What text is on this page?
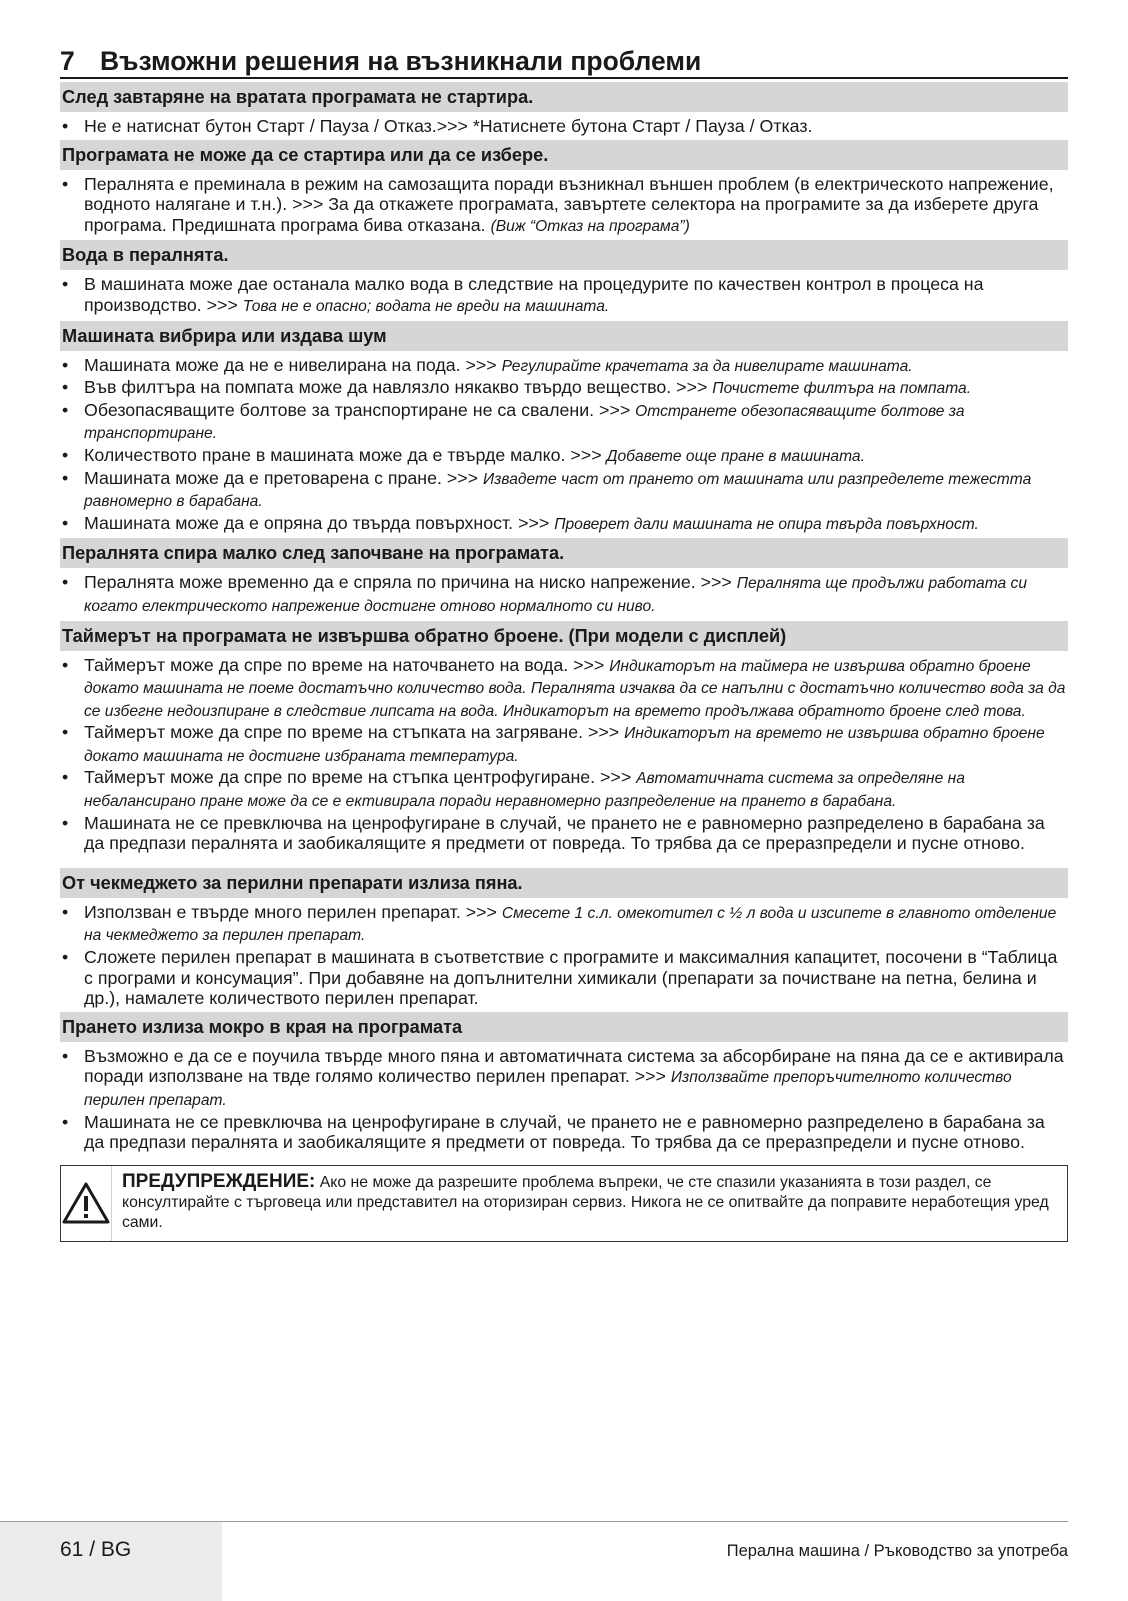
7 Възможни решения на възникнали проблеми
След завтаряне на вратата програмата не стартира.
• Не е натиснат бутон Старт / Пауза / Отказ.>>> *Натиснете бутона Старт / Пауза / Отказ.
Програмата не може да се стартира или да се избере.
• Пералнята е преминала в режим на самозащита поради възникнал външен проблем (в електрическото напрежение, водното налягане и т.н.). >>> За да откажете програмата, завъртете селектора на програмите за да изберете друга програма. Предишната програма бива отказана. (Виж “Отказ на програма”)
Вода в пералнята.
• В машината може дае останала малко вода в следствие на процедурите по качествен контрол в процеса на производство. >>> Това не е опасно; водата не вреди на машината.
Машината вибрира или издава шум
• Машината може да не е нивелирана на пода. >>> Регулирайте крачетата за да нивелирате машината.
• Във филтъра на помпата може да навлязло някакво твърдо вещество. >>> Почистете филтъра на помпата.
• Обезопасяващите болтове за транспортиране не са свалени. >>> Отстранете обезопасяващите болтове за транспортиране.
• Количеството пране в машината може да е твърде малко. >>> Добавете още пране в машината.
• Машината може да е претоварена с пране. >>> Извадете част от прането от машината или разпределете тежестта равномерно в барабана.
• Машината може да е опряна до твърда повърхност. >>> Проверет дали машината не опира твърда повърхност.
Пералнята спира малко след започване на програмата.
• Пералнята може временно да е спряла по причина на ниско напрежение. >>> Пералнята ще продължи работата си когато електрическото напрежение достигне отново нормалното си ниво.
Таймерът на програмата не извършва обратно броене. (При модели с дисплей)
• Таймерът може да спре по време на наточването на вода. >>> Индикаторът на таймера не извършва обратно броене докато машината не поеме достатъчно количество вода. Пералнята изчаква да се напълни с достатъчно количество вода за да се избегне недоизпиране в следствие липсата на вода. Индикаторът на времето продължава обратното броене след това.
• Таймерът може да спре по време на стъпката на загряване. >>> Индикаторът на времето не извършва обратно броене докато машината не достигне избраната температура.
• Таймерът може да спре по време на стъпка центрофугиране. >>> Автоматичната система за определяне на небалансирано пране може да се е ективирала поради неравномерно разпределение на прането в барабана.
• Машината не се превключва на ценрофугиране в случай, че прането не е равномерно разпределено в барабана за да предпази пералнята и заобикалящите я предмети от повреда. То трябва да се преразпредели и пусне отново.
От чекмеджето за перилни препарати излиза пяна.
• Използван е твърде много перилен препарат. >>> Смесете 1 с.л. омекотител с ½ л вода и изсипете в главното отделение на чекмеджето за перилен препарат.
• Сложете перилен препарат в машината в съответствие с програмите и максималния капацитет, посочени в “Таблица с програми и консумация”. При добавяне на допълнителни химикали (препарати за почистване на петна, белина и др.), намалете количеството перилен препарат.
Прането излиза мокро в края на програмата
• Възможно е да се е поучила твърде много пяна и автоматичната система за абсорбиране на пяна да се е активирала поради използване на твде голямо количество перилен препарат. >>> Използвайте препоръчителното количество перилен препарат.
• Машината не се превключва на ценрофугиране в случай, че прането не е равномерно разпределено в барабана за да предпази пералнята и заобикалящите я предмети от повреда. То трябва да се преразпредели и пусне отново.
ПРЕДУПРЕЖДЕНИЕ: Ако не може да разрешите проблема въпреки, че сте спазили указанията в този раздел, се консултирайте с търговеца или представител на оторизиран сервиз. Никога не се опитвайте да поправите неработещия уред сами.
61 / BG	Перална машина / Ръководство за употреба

..........

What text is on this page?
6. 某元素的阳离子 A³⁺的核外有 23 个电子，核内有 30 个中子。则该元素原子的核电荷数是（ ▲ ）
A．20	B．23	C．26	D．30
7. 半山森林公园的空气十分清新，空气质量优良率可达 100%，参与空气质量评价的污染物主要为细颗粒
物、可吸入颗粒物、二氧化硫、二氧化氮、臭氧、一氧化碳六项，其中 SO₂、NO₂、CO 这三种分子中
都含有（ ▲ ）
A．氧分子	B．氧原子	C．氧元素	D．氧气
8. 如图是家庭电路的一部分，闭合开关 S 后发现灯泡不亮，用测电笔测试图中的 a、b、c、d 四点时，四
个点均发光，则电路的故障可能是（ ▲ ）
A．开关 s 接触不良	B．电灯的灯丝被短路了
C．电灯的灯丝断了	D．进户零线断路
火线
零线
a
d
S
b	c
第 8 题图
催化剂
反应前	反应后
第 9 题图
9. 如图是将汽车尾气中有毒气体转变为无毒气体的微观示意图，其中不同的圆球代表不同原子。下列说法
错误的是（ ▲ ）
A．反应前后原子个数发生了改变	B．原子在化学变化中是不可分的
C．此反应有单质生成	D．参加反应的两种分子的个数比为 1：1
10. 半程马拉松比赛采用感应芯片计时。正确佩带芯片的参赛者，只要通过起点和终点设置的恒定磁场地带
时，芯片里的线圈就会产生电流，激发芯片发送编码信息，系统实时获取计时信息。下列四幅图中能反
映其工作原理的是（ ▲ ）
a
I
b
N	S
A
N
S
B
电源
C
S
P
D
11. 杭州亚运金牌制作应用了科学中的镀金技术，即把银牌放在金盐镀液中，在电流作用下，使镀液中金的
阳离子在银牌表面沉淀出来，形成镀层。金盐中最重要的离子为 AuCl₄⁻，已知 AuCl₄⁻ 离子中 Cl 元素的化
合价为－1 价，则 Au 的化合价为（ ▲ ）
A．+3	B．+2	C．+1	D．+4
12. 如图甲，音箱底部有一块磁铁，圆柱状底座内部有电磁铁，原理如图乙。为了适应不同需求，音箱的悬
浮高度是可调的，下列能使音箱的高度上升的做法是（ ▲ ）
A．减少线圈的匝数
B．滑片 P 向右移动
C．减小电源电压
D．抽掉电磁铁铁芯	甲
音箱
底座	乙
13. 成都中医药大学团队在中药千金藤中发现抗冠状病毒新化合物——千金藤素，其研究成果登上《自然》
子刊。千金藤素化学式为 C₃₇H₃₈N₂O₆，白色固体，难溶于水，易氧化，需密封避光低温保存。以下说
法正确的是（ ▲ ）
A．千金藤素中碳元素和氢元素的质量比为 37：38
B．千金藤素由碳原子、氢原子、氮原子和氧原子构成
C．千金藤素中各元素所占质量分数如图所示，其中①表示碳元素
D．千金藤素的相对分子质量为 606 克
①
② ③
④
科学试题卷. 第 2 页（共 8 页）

..........

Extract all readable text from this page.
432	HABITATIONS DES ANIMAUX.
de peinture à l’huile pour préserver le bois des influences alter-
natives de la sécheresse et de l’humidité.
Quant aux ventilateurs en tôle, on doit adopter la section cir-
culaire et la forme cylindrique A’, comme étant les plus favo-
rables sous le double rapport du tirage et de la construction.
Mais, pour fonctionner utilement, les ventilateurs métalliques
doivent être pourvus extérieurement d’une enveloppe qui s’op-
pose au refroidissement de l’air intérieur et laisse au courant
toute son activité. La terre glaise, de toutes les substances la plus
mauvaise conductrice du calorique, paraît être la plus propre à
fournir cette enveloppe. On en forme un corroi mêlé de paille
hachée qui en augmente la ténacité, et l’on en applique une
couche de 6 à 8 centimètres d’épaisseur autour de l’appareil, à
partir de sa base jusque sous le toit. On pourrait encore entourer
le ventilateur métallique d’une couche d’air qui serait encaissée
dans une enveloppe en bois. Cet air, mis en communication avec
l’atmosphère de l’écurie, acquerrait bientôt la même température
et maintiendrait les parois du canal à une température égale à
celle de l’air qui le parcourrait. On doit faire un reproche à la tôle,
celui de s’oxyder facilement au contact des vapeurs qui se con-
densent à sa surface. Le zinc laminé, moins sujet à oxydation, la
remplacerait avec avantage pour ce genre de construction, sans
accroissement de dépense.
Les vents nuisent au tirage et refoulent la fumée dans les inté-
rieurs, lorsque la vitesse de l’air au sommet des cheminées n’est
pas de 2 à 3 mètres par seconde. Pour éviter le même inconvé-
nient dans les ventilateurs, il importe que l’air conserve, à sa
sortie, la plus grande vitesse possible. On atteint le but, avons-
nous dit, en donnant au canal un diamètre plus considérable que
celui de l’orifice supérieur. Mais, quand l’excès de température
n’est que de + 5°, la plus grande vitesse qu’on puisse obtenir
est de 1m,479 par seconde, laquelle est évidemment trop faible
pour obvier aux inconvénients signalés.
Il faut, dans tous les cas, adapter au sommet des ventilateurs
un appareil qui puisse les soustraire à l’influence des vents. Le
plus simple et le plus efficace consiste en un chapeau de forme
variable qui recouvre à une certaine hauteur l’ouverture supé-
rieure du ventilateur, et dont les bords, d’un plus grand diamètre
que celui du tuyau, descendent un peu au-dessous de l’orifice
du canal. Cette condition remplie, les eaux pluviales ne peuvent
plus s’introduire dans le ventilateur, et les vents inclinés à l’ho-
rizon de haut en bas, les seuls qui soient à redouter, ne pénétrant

..........

> **Your instructions**
Identify the lines in the entries that hold "перилен" and return each one.

> **Exercise output**
• Използван е твърде много перилен препарат. >>> Смесете 1 с.л. омекотител с ½ л вода и изсипете в главното отделение на чекмеджето за перилен препарат.
• Сложете перилен препарат в машината в съответствие с програмите и максималния капацитет, посочени в “Таблица с програми и консумация”. При добавяне на допълнителни химикали (препарати за почистване на петна, белина и др.), намалете количеството перилен препарат.
• Възможно е да се е поучила твърде много пяна и автоматичната система за абсорбиране на пяна да се е активирала поради използване на твде голямо количество перилен препарат. >>> Използвайте препоръчителното количество перилен препарат.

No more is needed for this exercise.